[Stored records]
● ● ● ●

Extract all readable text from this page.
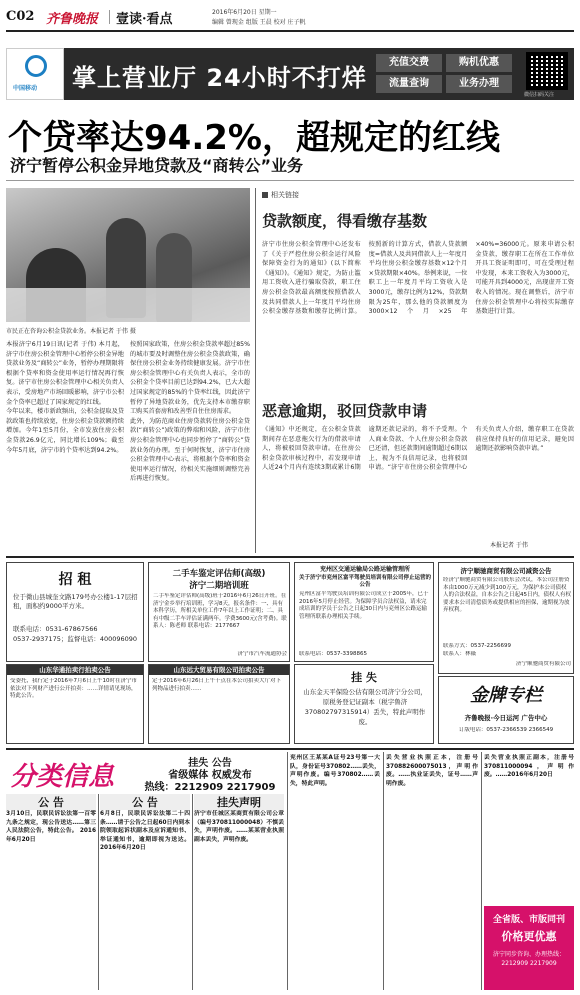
C02 齐鲁晚报 壹读·看点	2016年6月20日 星期一
编辑 曾现金 组版 王晨 校对 庄子帆
中国移动 掌上营业厅 24小时不打烊
充值交费	购机优惠
流量查询	业务办理
微信扫码关注
个贷率达94.2%，超规定的红线
济宁暂停公积金异地贷款及“商转公”业务
市民正在咨询公积金贷款业务。本报记者 于伟 摄
本报济宁6月19日讯(记者 于伟) 本月起，济宁市住房公积金管理中心暂停公积金异地贷款业务及“商转公”业务，暂停办理期限将根据个贷率和资金使用率运行情况再行恢复。济宁市住房公积金管理中心相关负责人表示，受房地产市场回暖影响，济宁市公积金个贷率已超过了国家规定的红线。
今年以来，楼市新政频出，公积金提取及贷款政策也持续放宽，住房公积金贷款额持续增加。今年1至5月份，全市发放住房公积金贷款26.9亿元，同比增长109%；截至今年5月底，济宁市的个贷率达到94.2%。
按照国家政策，住房公积金贷款率超过85%的城市要及时调整住房公积金贷款政策，确保住房公积金业务持续健康发展。济宁市住房公积金管理中心有关负责人表示，全市的公积金个贷率目前已达到94.2%，已大大超过国家规定的85%的个贷率红线，因此济宁暂停了异地贷款业务，优先支持本市缴存职工购买首套房和改善型自住住房需求。
此外，为防范商业住房贷款转住房公积金贷款(“商转公”)政策的弊端和风险，济宁市住房公积金管理中心也同步暂停了“商转公”贷款业务的办理。至于何时恢复，济宁市住房公积金管理中心表示，将根据个贷率和资金使用率运行情况，待相关实施细则调整完善后再进行恢复。
相关链接
贷款额度，得看缴存基数
济宁市住房公积金管理中心还发布了《关于严控住房公积金运行风险保障资金行为的通知》(以下简称《通知》)。《通知》规定，为防止滥用工资收入进行骗取贷款，职工住房公积金贷款最高额度按照借款人及共同借款人上一年度月平均住房公积金缴存基数和缴存比例计算。按照新的计算方式，借款人贷款额度=借款人及共同借款人上一年度月平均住房公积金缴存基数×12个月×贷款期限×40%。举例来说，一位职工上一年度月平均工资收入是3000元，缴存比例为12%，贷款期限为25年，那么他的贷款额度为3000×12个月×25年×40%=36000元。原来申请公积金贷款，缴存职工在所在工作单位开具工资证明即可，可在受理过程中发现，本来工资收入为3000元，可能开具到4000元，出现虚开工资收入的情况。现在调整后，济宁市住房公积金管理中心将按实际缴存基数进行计算。
恶意逾期，驳回贷款申请
《通知》中还规定，在公积金贷款期间存在恶意拖欠行为的借款申请人，将被驳回贷款申请。在住房公积金贷款审核过程中，若发现申请人近24个月内有连续3期或累计6期逾期还款记录的，将不予受理。个人商业贷款、个人住房公积金贷款已还清，但还款期间逾期超过6期以上，视为不良信用记录，也将驳回申请。“济宁市住房公积金管理中心有关负责人介绍，缴存职工在贷款前应保持良好的信用记录，避免因逾期还款影响贷款申请。”
本报记者 于伟
招 租
位于微山县城奎文路179号办公楼1-17层招租，面积约9000平方米。
联系电话：0531-67867566
0537-2937175；监督电话：400096090
山东华通拍卖行拍卖公告
受委托，我行定于2016年7月6日上午10时在济宁市依法对下列财产进行公开拍卖：……详情请见现场，特此公告。
二手车鉴定评估师(高级)
济宁二期培训班
二手车鉴定评估师(高级)班于2016年6月26日开班。在济宁金乡举行培训班，学习8天，报名条件：一、具有本科学历，所相关单位工作7年以上工作证明；二、具有中级二手车评估证满两年。学费3600元(含考费)。联系人：陈老师 联系电话：2177667
济宁市汽车流通协会
山东远大贸易有限公司拍卖公告
定于2016年6月26日上午十点在本公司拍卖大厅对下列物品进行拍卖……
兖州区交通运输局公路运输管理所
关于济宁市兖州区富平驾驶员培训有限公司停止运营的公告
兖州区富平驾驶员培训有限公司成立于2005年，已于2016年5月停止经营。为保障学员合法权益，请未完成培训的学员于公告之日起30日内与兖州区公路运输管理所联系办理相关手续。
联系电话：0537-3398865
挂 失
山东金天平保险公估有限公司济宁分公司，原税务登记证副本（税字鲁济370802797315914）丢失，特此声明作废。
济宁顺驰商贸有限公司减资公告
经济宁顺驰商贸有限公司股东会决议，本公司注册资本由1000万元减少到100万元，为保护本公司债权人的合法权益，自本公告之日起45日内，债权人有权要求本公司清偿债务或提供相应的担保，逾期视为放弃权利。
联系方式：0537-2256699
联系人：林薇
济宁顺驰商贸有限公司
金牌专栏
齐鲁晚报·今日运河 广告中心
订版电话：0537-2366539 2366549
分类信息	挂失 公告
省级媒体 权威发布
热线：2212909 2217909
公 告	公 告	挂失声明
3月10日，民联民诉讼法第一百零九条之规定，现公告送达……第三人民法院公告，特此公告。 2016年6月20日
6月8日，民联民诉讼法第二十四条……请于公告之日起60日内到本院领取起诉状副本及应诉通知书、举证通知书，逾期即视为送达。 2016年6月20日
济宁市任城区某商贸有限公司公章（编号370811000048）不慎丢失，声明作废。……某某营业执照副本丢失，声明作废。
兖州区王某某A证号23号第一大队，身份证号370802……丢失，声明作废。编号370802……丢失，特此声明。
丢失营业执照正本，注册号370882600075013，声明作废。……执业证丢失，证号……声明作废。
丢失营业执照正副本，注册号370811000094，声明作废。……2016年6月20日
全省版、市版同刊
价格更优惠
济宁同步咨询、办理热线：2212909 2217909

● ● ● ●

# Problem details
Quote the records in their entirety, keeping the wording exact and excluding pictures.

# In response
Extract all readable text from this page.
C02 齐鲁晚报 壹读·看点	2016年6月20日 星期一
编辑 曾现金 组版 王晨 校对 庄子帆
中国移动 掌上营业厅 24小时不打烊
充值交费	购机优惠
流量查询	业务办理
微信扫码关注
个贷率达94.2%，超规定的红线
济宁暂停公积金异地贷款及“商转公”业务
市民正在咨询公积金贷款业务。本报记者 于伟 摄
本报济宁6月19日讯(记者 于伟) 本月起，济宁市住房公积金管理中心暂停公积金异地贷款业务及“商转公”业务，暂停办理期限将根据个贷率和资金使用率运行情况再行恢复。济宁市住房公积金管理中心相关负责人表示，受房地产市场回暖影响，济宁市公积金个贷率已超过了国家规定的红线。
今年以来，楼市新政频出，公积金提取及贷款政策也持续放宽，住房公积金贷款额持续增加。今年1至5月份，全市发放住房公积金贷款26.9亿元，同比增长109%；截至今年5月底，济宁市的个贷率达到94.2%。
按照国家政策，住房公积金贷款率超过85%的城市要及时调整住房公积金贷款政策，确保住房公积金业务持续健康发展。济宁市住房公积金管理中心有关负责人表示，全市的公积金个贷率目前已达到94.2%，已大大超过国家规定的85%的个贷率红线，因此济宁暂停了异地贷款业务，优先支持本市缴存职工购买首套房和改善型自住住房需求。
此外，为防范商业住房贷款转住房公积金贷款(“商转公”)政策的弊端和风险，济宁市住房公积金管理中心也同步暂停了“商转公”贷款业务的办理。至于何时恢复，济宁市住房公积金管理中心表示，将根据个贷率和资金使用率运行情况，待相关实施细则调整完善后再进行恢复。
相关链接
贷款额度，得看缴存基数
济宁市住房公积金管理中心还发布了《关于严控住房公积金运行风险保障资金行为的通知》(以下简称《通知》)。《通知》规定，为防止滥用工资收入进行骗取贷款，职工住房公积金贷款最高额度按照借款人及共同借款人上一年度月平均住房公积金缴存基数和缴存比例计算。按照新的计算方式，借款人贷款额度=借款人及共同借款人上一年度月平均住房公积金缴存基数×12个月×贷款期限×40%。举例来说，一位职工上一年度月平均工资收入是3000元，缴存比例为12%，贷款期限为25年，那么他的贷款额度为3000×12个月×25年×40%=36000元。原来申请公积金贷款，缴存职工在所在工作单位开具工资证明即可，可在受理过程中发现，本来工资收入为3000元，可能开具到4000元，出现虚开工资收入的情况。现在调整后，济宁市住房公积金管理中心将按实际缴存基数进行计算。
恶意逾期，驳回贷款申请
《通知》中还规定，在公积金贷款期间存在恶意拖欠行为的借款申请人，将被驳回贷款申请。在住房公积金贷款审核过程中，若发现申请人近24个月内有连续3期或累计6期逾期还款记录的，将不予受理。个人商业贷款、个人住房公积金贷款已还清，但还款期间逾期超过6期以上，视为不良信用记录，也将驳回申请。“济宁市住房公积金管理中心有关负责人介绍，缴存职工在贷款前应保持良好的信用记录，避免因逾期还款影响贷款申请。”
本报记者 于伟
招 租
位于微山县城奎文路179号办公楼1-17层招租，面积约9000平方米。
联系电话：0531-67867566
0537-2937175；监督电话：400096090
山东华通拍卖行拍卖公告
受委托，我行定于2016年7月6日上午10时在济宁市依法对下列财产进行公开拍卖：……详情请见现场，特此公告。
二手车鉴定评估师(高级)
济宁二期培训班
二手车鉴定评估师(高级)班于2016年6月26日开班。在济宁金乡举行培训班，学习8天，报名条件：一、具有本科学历，所相关单位工作7年以上工作证明；二、具有中级二手车评估证满两年。学费3600元(含考费)。联系人：陈老师 联系电话：2177667
济宁市汽车流通协会
山东远大贸易有限公司拍卖公告
定于2016年6月26日上午十点在本公司拍卖大厅对下列物品进行拍卖……
兖州区交通运输局公路运输管理所
关于济宁市兖州区富平驾驶员培训有限公司停止运营的公告
兖州区富平驾驶员培训有限公司成立于2005年，已于2016年5月停止经营。为保障学员合法权益，请未完成培训的学员于公告之日起30日内与兖州区公路运输管理所联系办理相关手续。
联系电话：0537-3398865
挂 失
山东金天平保险公估有限公司济宁分公司，原税务登记证副本（税字鲁济370802797315914）丢失，特此声明作废。
济宁顺驰商贸有限公司减资公告
经济宁顺驰商贸有限公司股东会决议，本公司注册资本由1000万元减少到100万元，为保护本公司债权人的合法权益，自本公告之日起45日内，债权人有权要求本公司清偿债务或提供相应的担保，逾期视为放弃权利。
联系方式：0537-2256699
联系人：林薇
济宁顺驰商贸有限公司
金牌专栏
齐鲁晚报·今日运河 广告中心
订版电话：0537-2366539 2366549
分类信息	挂失 公告
省级媒体 权威发布
热线：2212909 2217909
公 告	公 告	挂失声明
3月10日，民联民诉讼法第一百零九条之规定，现公告送达……第三人民法院公告，特此公告。 2016年6月20日
6月8日，民联民诉讼法第二十四条……请于公告之日起60日内到本院领取起诉状副本及应诉通知书、举证通知书，逾期即视为送达。 2016年6月20日
济宁市任城区某商贸有限公司公章（编号370811000048）不慎丢失，声明作废。……某某营业执照副本丢失，声明作废。
兖州区王某某A证号23号第一大队，身份证号370802……丢失，声明作废。编号370802……丢失，特此声明。
丢失营业执照正本，注册号370882600075013，声明作废。……执业证丢失，证号……声明作废。
丢失营业执照正副本，注册号370811000094，声明作废。……2016年6月20日
全省版、市版同刊
价格更优惠
济宁同步咨询、办理热线：2212909 2217909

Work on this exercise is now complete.